[Stored dataset items]
______________________________

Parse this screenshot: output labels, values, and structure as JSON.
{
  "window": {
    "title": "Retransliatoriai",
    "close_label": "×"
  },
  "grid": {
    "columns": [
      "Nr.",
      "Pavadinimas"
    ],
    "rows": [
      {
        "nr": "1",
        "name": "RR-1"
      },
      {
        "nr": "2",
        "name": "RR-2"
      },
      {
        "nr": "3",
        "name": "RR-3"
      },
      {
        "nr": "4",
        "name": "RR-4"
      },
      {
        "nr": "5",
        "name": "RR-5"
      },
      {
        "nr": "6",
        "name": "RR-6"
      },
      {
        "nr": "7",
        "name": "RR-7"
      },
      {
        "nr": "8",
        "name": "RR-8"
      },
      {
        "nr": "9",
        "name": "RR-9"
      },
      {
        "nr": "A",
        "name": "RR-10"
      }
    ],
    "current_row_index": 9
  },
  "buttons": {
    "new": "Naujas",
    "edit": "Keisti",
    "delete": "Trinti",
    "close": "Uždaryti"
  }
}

______________________________

## The exercise
Lines of the listing that contain the word "name" are to be counted; report only their number.

## Full response
10